• _DATA LISTING_:

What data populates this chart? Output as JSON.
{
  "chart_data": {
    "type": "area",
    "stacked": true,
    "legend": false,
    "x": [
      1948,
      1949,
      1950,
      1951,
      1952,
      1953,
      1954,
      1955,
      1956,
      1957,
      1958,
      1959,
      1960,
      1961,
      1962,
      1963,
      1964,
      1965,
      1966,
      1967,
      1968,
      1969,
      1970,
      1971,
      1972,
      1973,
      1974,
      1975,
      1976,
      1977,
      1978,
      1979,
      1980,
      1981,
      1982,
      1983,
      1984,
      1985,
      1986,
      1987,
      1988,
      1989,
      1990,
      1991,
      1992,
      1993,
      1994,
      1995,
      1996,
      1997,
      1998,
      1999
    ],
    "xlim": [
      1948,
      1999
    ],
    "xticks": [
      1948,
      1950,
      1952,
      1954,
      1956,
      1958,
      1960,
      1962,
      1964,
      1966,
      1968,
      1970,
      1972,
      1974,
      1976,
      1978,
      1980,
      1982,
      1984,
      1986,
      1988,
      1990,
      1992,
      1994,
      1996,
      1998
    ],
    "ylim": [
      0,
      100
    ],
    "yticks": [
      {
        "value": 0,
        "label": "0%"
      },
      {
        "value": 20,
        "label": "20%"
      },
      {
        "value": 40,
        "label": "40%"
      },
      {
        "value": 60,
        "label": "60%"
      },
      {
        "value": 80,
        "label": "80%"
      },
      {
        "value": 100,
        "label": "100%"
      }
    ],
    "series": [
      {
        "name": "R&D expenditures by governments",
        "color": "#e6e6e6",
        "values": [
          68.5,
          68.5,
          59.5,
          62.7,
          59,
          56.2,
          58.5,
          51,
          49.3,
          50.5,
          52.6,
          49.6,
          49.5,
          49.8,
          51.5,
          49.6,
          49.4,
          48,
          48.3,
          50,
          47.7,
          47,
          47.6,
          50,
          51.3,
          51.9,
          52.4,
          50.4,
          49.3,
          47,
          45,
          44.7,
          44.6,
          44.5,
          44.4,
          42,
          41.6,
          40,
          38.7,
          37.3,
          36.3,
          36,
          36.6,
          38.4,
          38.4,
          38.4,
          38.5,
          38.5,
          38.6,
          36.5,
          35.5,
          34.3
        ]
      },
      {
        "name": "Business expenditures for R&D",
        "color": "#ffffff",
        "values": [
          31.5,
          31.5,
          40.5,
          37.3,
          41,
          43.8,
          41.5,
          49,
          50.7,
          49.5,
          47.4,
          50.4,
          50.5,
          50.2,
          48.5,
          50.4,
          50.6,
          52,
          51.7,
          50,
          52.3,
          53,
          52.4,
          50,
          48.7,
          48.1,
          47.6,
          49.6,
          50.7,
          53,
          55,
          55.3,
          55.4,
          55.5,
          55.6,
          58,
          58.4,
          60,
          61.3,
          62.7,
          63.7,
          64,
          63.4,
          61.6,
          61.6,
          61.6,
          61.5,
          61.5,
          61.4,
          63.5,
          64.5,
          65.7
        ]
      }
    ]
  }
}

• _PROBLEM STATEMENT_: Reproduce all of the entries word for word.

• _SOLUTION FOR THIS PROBLEM_:
What data populates this chart? Output as JSON.
{
  "chart_data": {
    "type": "area",
    "stacked": true,
    "legend": false,
    "x": [
      1948,
      1949,
      1950,
      1951,
      1952,
      1953,
      1954,
      1955,
      1956,
      1957,
      1958,
      1959,
      1960,
      1961,
      1962,
      1963,
      1964,
      1965,
      1966,
      1967,
      1968,
      1969,
      1970,
      1971,
      1972,
      1973,
      1974,
      1975,
      1976,
      1977,
      1978,
      1979,
      1980,
      1981,
      1982,
      1983,
      1984,
      1985,
      1986,
      1987,
      1988,
      1989,
      1990,
      1991,
      1992,
      1993,
      1994,
      1995,
      1996,
      1997,
      1998,
      1999
    ],
    "xlim": [
      1948,
      1999
    ],
    "xticks": [
      1948,
      1950,
      1952,
      1954,
      1956,
      1958,
      1960,
      1962,
      1964,
      1966,
      1968,
      1970,
      1972,
      1974,
      1976,
      1978,
      1980,
      1982,
      1984,
      1986,
      1988,
      1990,
      1992,
      1994,
      1996,
      1998
    ],
    "ylim": [
      0,
      100
    ],
    "yticks": [
      {
        "value": 0,
        "label": "0%"
      },
      {
        "value": 20,
        "label": "20%"
      },
      {
        "value": 40,
        "label": "40%"
      },
      {
        "value": 60,
        "label": "60%"
      },
      {
        "value": 80,
        "label": "80%"
      },
      {
        "value": 100,
        "label": "100%"
      }
    ],
    "series": [
      {
        "name": "R&D expenditures by governments",
        "color": "#e6e6e6",
        "values": [
          68.5,
          68.5,
          59.5,
          62.7,
          59,
          56.2,
          58.5,
          51,
          49.3,
          50.5,
          52.6,
          49.6,
          49.5,
          49.8,
          51.5,
          49.6,
          49.4,
          48,
          48.3,
          50,
          47.7,
          47,
          47.6,
          50,
          51.3,
          51.9,
          52.4,
          50.4,
          49.3,
          47,
          45,
          44.7,
          44.6,
          44.5,
          44.4,
          42,
          41.6,
          40,
          38.7,
          37.3,
          36.3,
          36,
          36.6,
          38.4,
          38.4,
          38.4,
          38.5,
          38.5,
          38.6,
          36.5,
          35.5,
          34.3
        ]
      },
      {
        "name": "Business expenditures for R&D",
        "color": "#ffffff",
        "values": [
          31.5,
          31.5,
          40.5,
          37.3,
          41,
          43.8,
          41.5,
          49,
          50.7,
          49.5,
          47.4,
          50.4,
          50.5,
          50.2,
          48.5,
          50.4,
          50.6,
          52,
          51.7,
          50,
          52.3,
          53,
          52.4,
          50,
          48.7,
          48.1,
          47.6,
          49.6,
          50.7,
          53,
          55,
          55.3,
          55.4,
          55.5,
          55.6,
          58,
          58.4,
          60,
          61.3,
          62.7,
          63.7,
          64,
          63.4,
          61.6,
          61.6,
          61.6,
          61.5,
          61.5,
          61.4,
          63.5,
          64.5,
          65.7
        ]
      }
    ]
  }
}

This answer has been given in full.